-- START Information supplied --

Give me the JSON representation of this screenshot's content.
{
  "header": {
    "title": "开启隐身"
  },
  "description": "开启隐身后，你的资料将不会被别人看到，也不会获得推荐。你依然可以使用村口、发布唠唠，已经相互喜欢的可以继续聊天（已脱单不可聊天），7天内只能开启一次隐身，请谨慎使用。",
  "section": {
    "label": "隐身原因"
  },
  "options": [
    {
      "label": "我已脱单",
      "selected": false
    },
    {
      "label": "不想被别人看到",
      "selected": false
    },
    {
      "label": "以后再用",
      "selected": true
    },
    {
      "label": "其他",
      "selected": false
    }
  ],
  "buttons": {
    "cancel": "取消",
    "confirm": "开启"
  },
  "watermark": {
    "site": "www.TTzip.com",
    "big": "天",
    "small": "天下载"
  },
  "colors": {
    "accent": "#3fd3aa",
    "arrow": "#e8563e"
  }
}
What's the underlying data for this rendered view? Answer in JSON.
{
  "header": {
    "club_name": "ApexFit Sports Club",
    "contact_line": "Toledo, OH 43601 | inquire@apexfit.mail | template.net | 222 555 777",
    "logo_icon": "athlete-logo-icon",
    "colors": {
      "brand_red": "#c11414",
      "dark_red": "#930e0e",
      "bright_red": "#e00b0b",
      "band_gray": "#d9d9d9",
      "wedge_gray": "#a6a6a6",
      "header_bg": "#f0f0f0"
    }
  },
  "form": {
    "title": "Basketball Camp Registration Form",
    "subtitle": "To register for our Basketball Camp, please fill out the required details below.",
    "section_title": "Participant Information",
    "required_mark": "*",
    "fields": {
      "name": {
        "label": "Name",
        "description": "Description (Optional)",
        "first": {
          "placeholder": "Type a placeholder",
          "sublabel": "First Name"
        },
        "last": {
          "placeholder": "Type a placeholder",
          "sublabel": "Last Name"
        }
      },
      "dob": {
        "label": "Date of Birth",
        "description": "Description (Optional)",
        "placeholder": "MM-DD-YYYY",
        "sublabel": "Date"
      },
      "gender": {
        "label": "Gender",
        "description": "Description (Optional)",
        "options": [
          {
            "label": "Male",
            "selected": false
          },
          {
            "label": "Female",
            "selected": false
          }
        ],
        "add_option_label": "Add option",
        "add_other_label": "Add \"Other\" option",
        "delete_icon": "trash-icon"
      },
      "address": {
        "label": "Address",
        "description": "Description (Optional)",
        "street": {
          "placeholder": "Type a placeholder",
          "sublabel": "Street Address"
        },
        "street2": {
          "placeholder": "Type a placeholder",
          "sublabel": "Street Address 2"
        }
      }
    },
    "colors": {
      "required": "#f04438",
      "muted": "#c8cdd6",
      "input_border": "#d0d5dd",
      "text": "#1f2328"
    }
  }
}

-- END Information supplied --

Instructions to follow:
Retype the records in full. Keep every line identical to the original.

Output:
Give me the JSON representation of this screenshot's content.
{
  "header": {
    "title": "开启隐身"
  },
  "description": "开启隐身后，你的资料将不会被别人看到，也不会获得推荐。你依然可以使用村口、发布唠唠，已经相互喜欢的可以继续聊天（已脱单不可聊天），7天内只能开启一次隐身，请谨慎使用。",
  "section": {
    "label": "隐身原因"
  },
  "options": [
    {
      "label": "我已脱单",
      "selected": false
    },
    {
      "label": "不想被别人看到",
      "selected": false
    },
    {
      "label": "以后再用",
      "selected": true
    },
    {
      "label": "其他",
      "selected": false
    }
  ],
  "buttons": {
    "cancel": "取消",
    "confirm": "开启"
  },
  "watermark": {
    "site": "www.TTzip.com",
    "big": "天",
    "small": "天下载"
  },
  "colors": {
    "accent": "#3fd3aa",
    "arrow": "#e8563e"
  }
}
What's the underlying data for this rendered view? Answer in JSON.
{
  "header": {
    "club_name": "ApexFit Sports Club",
    "contact_line": "Toledo, OH 43601 | inquire@apexfit.mail | template.net | 222 555 777",
    "logo_icon": "athlete-logo-icon",
    "colors": {
      "brand_red": "#c11414",
      "dark_red": "#930e0e",
      "bright_red": "#e00b0b",
      "band_gray": "#d9d9d9",
      "wedge_gray": "#a6a6a6",
      "header_bg": "#f0f0f0"
    }
  },
  "form": {
    "title": "Basketball Camp Registration Form",
    "subtitle": "To register for our Basketball Camp, please fill out the required details below.",
    "section_title": "Participant Information",
    "required_mark": "*",
    "fields": {
      "name": {
        "label": "Name",
        "description": "Description (Optional)",
        "first": {
          "placeholder": "Type a placeholder",
          "sublabel": "First Name"
        },
        "last": {
          "placeholder": "Type a placeholder",
          "sublabel": "Last Name"
        }
      },
      "dob": {
        "label": "Date of Birth",
        "description": "Description (Optional)",
        "placeholder": "MM-DD-YYYY",
        "sublabel": "Date"
      },
      "gender": {
        "label": "Gender",
        "description": "Description (Optional)",
        "options": [
          {
            "label": "Male",
            "selected": false
          },
          {
            "label": "Female",
            "selected": false
          }
        ],
        "add_option_label": "Add option",
        "add_other_label": "Add \"Other\" option",
        "delete_icon": "trash-icon"
      },
      "address": {
        "label": "Address",
        "description": "Description (Optional)",
        "street": {
          "placeholder": "Type a placeholder",
          "sublabel": "Street Address"
        },
        "street2": {
          "placeholder": "Type a placeholder",
          "sublabel": "Street Address 2"
        }
      }
    },
    "colors": {
      "required": "#f04438",
      "muted": "#c8cdd6",
      "input_border": "#d0d5dd",
      "text": "#1f2328"
    }
  }
}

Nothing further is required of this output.